→ **GIVEN ENTRIES**:
'''

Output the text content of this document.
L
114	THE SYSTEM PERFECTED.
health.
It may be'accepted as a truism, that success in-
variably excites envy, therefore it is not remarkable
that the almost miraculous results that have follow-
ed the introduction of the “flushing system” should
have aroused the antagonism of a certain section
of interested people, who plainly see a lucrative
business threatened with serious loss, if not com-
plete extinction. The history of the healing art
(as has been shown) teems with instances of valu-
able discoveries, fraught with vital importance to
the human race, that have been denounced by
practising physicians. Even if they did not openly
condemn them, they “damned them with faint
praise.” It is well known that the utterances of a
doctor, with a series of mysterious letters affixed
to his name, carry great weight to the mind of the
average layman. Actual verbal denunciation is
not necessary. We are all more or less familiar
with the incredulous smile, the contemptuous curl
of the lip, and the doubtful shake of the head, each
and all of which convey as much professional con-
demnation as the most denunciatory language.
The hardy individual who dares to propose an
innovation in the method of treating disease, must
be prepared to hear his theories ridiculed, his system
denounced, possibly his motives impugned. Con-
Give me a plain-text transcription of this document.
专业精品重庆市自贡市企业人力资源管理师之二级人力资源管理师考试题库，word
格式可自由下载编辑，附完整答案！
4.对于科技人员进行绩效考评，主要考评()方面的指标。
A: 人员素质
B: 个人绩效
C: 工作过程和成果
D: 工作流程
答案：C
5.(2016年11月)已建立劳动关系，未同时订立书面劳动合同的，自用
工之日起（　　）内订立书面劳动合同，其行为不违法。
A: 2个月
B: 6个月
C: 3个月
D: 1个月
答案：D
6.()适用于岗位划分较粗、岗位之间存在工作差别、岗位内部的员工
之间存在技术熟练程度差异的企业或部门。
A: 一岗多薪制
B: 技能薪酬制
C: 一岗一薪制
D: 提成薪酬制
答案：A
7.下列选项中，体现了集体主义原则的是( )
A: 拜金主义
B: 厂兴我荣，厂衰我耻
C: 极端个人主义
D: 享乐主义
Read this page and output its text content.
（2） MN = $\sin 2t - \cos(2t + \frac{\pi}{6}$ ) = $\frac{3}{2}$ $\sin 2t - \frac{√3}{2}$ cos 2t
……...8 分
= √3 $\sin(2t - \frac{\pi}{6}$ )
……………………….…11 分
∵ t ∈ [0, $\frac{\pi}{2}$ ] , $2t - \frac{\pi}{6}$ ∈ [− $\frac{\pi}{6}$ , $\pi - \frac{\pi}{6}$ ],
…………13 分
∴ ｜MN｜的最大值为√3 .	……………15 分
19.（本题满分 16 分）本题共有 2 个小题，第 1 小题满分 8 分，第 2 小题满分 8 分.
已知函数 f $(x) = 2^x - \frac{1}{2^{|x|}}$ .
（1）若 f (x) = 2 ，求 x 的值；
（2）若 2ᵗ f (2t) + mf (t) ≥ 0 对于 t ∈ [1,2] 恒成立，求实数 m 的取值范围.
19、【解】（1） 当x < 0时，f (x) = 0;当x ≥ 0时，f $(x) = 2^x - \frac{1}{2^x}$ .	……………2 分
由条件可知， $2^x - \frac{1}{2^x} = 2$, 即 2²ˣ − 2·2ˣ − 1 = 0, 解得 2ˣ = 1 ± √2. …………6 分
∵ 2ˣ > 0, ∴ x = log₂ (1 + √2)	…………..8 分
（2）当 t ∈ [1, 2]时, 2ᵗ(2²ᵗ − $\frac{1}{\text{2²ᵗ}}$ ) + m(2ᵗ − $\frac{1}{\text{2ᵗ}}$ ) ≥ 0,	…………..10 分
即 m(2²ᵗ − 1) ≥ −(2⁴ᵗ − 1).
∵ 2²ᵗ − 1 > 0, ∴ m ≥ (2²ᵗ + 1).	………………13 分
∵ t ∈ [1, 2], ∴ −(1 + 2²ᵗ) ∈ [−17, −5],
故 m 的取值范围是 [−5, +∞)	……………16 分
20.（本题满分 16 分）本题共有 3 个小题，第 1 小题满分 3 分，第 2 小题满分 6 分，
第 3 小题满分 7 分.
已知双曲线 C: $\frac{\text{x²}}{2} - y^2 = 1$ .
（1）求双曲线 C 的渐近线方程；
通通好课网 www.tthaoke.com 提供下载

'''

→ **REQUIREMENTS**:
Repeat every entry exactly, please.

→ **EXERCISE RESULT**:
Output the text content of this document.
L
114	THE SYSTEM PERFECTED.
health.
It may be'accepted as a truism, that success in-
variably excites envy, therefore it is not remarkable
that the almost miraculous results that have follow-
ed the introduction of the “flushing system” should
have aroused the antagonism of a certain section
of interested people, who plainly see a lucrative
business threatened with serious loss, if not com-
plete extinction. The history of the healing art
(as has been shown) teems with instances of valu-
able discoveries, fraught with vital importance to
the human race, that have been denounced by
practising physicians. Even if they did not openly
condemn them, they “damned them with faint
praise.” It is well known that the utterances of a
doctor, with a series of mysterious letters affixed
to his name, carry great weight to the mind of the
average layman. Actual verbal denunciation is
not necessary. We are all more or less familiar
with the incredulous smile, the contemptuous curl
of the lip, and the doubtful shake of the head, each
and all of which convey as much professional con-
demnation as the most denunciatory language.
The hardy individual who dares to propose an
innovation in the method of treating disease, must
be prepared to hear his theories ridiculed, his system
denounced, possibly his motives impugned. Con-
Give me a plain-text transcription of this document.
专业精品重庆市自贡市企业人力资源管理师之二级人力资源管理师考试题库，word
格式可自由下载编辑，附完整答案！
4.对于科技人员进行绩效考评，主要考评()方面的指标。
A: 人员素质
B: 个人绩效
C: 工作过程和成果
D: 工作流程
答案：C
5.(2016年11月)已建立劳动关系，未同时订立书面劳动合同的，自用
工之日起（　　）内订立书面劳动合同，其行为不违法。
A: 2个月
B: 6个月
C: 3个月
D: 1个月
答案：D
6.()适用于岗位划分较粗、岗位之间存在工作差别、岗位内部的员工
之间存在技术熟练程度差异的企业或部门。
A: 一岗多薪制
B: 技能薪酬制
C: 一岗一薪制
D: 提成薪酬制
答案：A
7.下列选项中，体现了集体主义原则的是( )
A: 拜金主义
B: 厂兴我荣，厂衰我耻
C: 极端个人主义
D: 享乐主义
Read this page and output its text content.
（2） MN = $\sin 2t - \cos(2t + \frac{\pi}{6}$ ) = $\frac{3}{2}$ $\sin 2t - \frac{√3}{2}$ cos 2t
……...8 分
= √3 $\sin(2t - \frac{\pi}{6}$ )
……………………….…11 分
∵ t ∈ [0, $\frac{\pi}{2}$ ] , $2t - \frac{\pi}{6}$ ∈ [− $\frac{\pi}{6}$ , $\pi - \frac{\pi}{6}$ ],
…………13 分
∴ ｜MN｜的最大值为√3 .	……………15 分
19.（本题满分 16 分）本题共有 2 个小题，第 1 小题满分 8 分，第 2 小题满分 8 分.
已知函数 f $(x) = 2^x - \frac{1}{2^{|x|}}$ .
（1）若 f (x) = 2 ，求 x 的值；
（2）若 2ᵗ f (2t) + mf (t) ≥ 0 对于 t ∈ [1,2] 恒成立，求实数 m 的取值范围.
19、【解】（1） 当x < 0时，f (x) = 0;当x ≥ 0时，f $(x) = 2^x - \frac{1}{2^x}$ .	……………2 分
由条件可知， $2^x - \frac{1}{2^x} = 2$, 即 2²ˣ − 2·2ˣ − 1 = 0, 解得 2ˣ = 1 ± √2. …………6 分
∵ 2ˣ > 0, ∴ x = log₂ (1 + √2)	…………..8 分
（2）当 t ∈ [1, 2]时, 2ᵗ(2²ᵗ − $\frac{1}{\text{2²ᵗ}}$ ) + m(2ᵗ − $\frac{1}{\text{2ᵗ}}$ ) ≥ 0,	…………..10 分
即 m(2²ᵗ − 1) ≥ −(2⁴ᵗ − 1).
∵ 2²ᵗ − 1 > 0, ∴ m ≥ (2²ᵗ + 1).	………………13 分
∵ t ∈ [1, 2], ∴ −(1 + 2²ᵗ) ∈ [−17, −5],
故 m 的取值范围是 [−5, +∞)	……………16 分
20.（本题满分 16 分）本题共有 3 个小题，第 1 小题满分 3 分，第 2 小题满分 6 分，
第 3 小题满分 7 分.
已知双曲线 C: $\frac{\text{x²}}{2} - y^2 = 1$ .
（1）求双曲线 C 的渐近线方程；
通通好课网 www.tthaoke.com 提供下载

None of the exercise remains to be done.